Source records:
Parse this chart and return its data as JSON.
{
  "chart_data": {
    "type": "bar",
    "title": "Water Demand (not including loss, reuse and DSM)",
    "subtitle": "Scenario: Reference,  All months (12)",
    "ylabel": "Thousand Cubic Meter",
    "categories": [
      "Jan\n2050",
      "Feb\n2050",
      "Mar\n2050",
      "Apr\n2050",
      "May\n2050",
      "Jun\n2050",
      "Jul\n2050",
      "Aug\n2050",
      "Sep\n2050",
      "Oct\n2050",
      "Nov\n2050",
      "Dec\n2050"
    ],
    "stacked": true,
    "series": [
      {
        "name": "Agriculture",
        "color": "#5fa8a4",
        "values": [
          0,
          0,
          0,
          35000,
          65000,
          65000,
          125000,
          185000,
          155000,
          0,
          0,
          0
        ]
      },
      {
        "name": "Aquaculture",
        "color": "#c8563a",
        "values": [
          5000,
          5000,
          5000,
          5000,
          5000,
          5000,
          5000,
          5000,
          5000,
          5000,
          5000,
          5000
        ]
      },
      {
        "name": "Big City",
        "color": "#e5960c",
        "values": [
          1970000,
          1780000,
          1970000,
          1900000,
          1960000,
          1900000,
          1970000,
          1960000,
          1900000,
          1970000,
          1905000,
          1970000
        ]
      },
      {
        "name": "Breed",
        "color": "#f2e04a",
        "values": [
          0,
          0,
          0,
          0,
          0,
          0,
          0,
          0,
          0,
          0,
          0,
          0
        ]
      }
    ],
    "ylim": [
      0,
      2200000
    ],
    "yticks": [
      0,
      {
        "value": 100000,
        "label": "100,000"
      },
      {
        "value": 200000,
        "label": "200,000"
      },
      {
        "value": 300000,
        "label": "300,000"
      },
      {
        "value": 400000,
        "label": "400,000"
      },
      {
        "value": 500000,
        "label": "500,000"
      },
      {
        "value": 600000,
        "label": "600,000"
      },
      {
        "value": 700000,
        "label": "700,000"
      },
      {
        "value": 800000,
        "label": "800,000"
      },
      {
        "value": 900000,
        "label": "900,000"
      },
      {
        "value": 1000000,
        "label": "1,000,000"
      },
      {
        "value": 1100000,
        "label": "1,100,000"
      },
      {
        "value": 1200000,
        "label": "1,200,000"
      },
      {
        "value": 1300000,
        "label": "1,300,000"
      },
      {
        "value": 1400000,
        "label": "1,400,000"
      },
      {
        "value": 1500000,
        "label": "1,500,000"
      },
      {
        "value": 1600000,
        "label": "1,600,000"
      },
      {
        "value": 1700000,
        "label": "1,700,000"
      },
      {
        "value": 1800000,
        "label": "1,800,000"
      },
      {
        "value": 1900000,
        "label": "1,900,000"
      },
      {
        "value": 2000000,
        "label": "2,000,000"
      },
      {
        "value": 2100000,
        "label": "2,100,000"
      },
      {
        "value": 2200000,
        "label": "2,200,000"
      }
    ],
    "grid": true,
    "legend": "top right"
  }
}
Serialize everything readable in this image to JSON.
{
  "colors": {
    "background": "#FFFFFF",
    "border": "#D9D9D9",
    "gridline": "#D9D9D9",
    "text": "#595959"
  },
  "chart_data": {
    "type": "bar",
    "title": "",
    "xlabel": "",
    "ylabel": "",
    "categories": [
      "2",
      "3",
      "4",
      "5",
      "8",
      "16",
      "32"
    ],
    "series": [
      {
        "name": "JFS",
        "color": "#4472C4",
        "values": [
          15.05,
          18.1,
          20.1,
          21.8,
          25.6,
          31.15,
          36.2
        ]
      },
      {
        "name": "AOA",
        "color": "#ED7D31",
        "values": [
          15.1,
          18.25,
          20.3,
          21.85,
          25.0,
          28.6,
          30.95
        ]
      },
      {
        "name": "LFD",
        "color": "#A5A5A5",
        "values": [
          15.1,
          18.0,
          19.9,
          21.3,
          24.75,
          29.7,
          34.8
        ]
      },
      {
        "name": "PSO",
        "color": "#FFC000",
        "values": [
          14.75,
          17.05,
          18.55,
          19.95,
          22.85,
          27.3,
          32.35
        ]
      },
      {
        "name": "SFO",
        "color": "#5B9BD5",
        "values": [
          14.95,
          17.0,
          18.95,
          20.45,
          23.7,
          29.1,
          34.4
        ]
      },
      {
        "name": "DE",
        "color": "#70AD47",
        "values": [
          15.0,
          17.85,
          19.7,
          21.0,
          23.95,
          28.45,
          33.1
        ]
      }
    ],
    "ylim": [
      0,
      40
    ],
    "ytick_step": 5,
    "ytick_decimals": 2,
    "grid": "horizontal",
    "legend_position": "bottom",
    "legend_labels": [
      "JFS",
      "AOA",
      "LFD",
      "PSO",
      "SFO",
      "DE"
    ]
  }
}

What the exercise asks | Word for word, quote all of the data above.

Expected answer |
Parse this chart and return its data as JSON.
{
  "chart_data": {
    "type": "bar",
    "title": "Water Demand (not including loss, reuse and DSM)",
    "subtitle": "Scenario: Reference,  All months (12)",
    "ylabel": "Thousand Cubic Meter",
    "categories": [
      "Jan\n2050",
      "Feb\n2050",
      "Mar\n2050",
      "Apr\n2050",
      "May\n2050",
      "Jun\n2050",
      "Jul\n2050",
      "Aug\n2050",
      "Sep\n2050",
      "Oct\n2050",
      "Nov\n2050",
      "Dec\n2050"
    ],
    "stacked": true,
    "series": [
      {
        "name": "Agriculture",
        "color": "#5fa8a4",
        "values": [
          0,
          0,
          0,
          35000,
          65000,
          65000,
          125000,
          185000,
          155000,
          0,
          0,
          0
        ]
      },
      {
        "name": "Aquaculture",
        "color": "#c8563a",
        "values": [
          5000,
          5000,
          5000,
          5000,
          5000,
          5000,
          5000,
          5000,
          5000,
          5000,
          5000,
          5000
        ]
      },
      {
        "name": "Big City",
        "color": "#e5960c",
        "values": [
          1970000,
          1780000,
          1970000,
          1900000,
          1960000,
          1900000,
          1970000,
          1960000,
          1900000,
          1970000,
          1905000,
          1970000
        ]
      },
      {
        "name": "Breed",
        "color": "#f2e04a",
        "values": [
          0,
          0,
          0,
          0,
          0,
          0,
          0,
          0,
          0,
          0,
          0,
          0
        ]
      }
    ],
    "ylim": [
      0,
      2200000
    ],
    "yticks": [
      0,
      {
        "value": 100000,
        "label": "100,000"
      },
      {
        "value": 200000,
        "label": "200,000"
      },
      {
        "value": 300000,
        "label": "300,000"
      },
      {
        "value": 400000,
        "label": "400,000"
      },
      {
        "value": 500000,
        "label": "500,000"
      },
      {
        "value": 600000,
        "label": "600,000"
      },
      {
        "value": 700000,
        "label": "700,000"
      },
      {
        "value": 800000,
        "label": "800,000"
      },
      {
        "value": 900000,
        "label": "900,000"
      },
      {
        "value": 1000000,
        "label": "1,000,000"
      },
      {
        "value": 1100000,
        "label": "1,100,000"
      },
      {
        "value": 1200000,
        "label": "1,200,000"
      },
      {
        "value": 1300000,
        "label": "1,300,000"
      },
      {
        "value": 1400000,
        "label": "1,400,000"
      },
      {
        "value": 1500000,
        "label": "1,500,000"
      },
      {
        "value": 1600000,
        "label": "1,600,000"
      },
      {
        "value": 1700000,
        "label": "1,700,000"
      },
      {
        "value": 1800000,
        "label": "1,800,000"
      },
      {
        "value": 1900000,
        "label": "1,900,000"
      },
      {
        "value": 2000000,
        "label": "2,000,000"
      },
      {
        "value": 2100000,
        "label": "2,100,000"
      },
      {
        "value": 2200000,
        "label": "2,200,000"
      }
    ],
    "grid": true,
    "legend": "top right"
  }
}
Serialize everything readable in this image to JSON.
{
  "colors": {
    "background": "#FFFFFF",
    "border": "#D9D9D9",
    "gridline": "#D9D9D9",
    "text": "#595959"
  },
  "chart_data": {
    "type": "bar",
    "title": "",
    "xlabel": "",
    "ylabel": "",
    "categories": [
      "2",
      "3",
      "4",
      "5",
      "8",
      "16",
      "32"
    ],
    "series": [
      {
        "name": "JFS",
        "color": "#4472C4",
        "values": [
          15.05,
          18.1,
          20.1,
          21.8,
          25.6,
          31.15,
          36.2
        ]
      },
      {
        "name": "AOA",
        "color": "#ED7D31",
        "values": [
          15.1,
          18.25,
          20.3,
          21.85,
          25.0,
          28.6,
          30.95
        ]
      },
      {
        "name": "LFD",
        "color": "#A5A5A5",
        "values": [
          15.1,
          18.0,
          19.9,
          21.3,
          24.75,
          29.7,
          34.8
        ]
      },
      {
        "name": "PSO",
        "color": "#FFC000",
        "values": [
          14.75,
          17.05,
          18.55,
          19.95,
          22.85,
          27.3,
          32.35
        ]
      },
      {
        "name": "SFO",
        "color": "#5B9BD5",
        "values": [
          14.95,
          17.0,
          18.95,
          20.45,
          23.7,
          29.1,
          34.4
        ]
      },
      {
        "name": "DE",
        "color": "#70AD47",
        "values": [
          15.0,
          17.85,
          19.7,
          21.0,
          23.95,
          28.45,
          33.1
        ]
      }
    ],
    "ylim": [
      0,
      40
    ],
    "ytick_step": 5,
    "ytick_decimals": 2,
    "grid": "horizontal",
    "legend_position": "bottom",
    "legend_labels": [
      "JFS",
      "AOA",
      "LFD",
      "PSO",
      "SFO",
      "DE"
    ]
  }
}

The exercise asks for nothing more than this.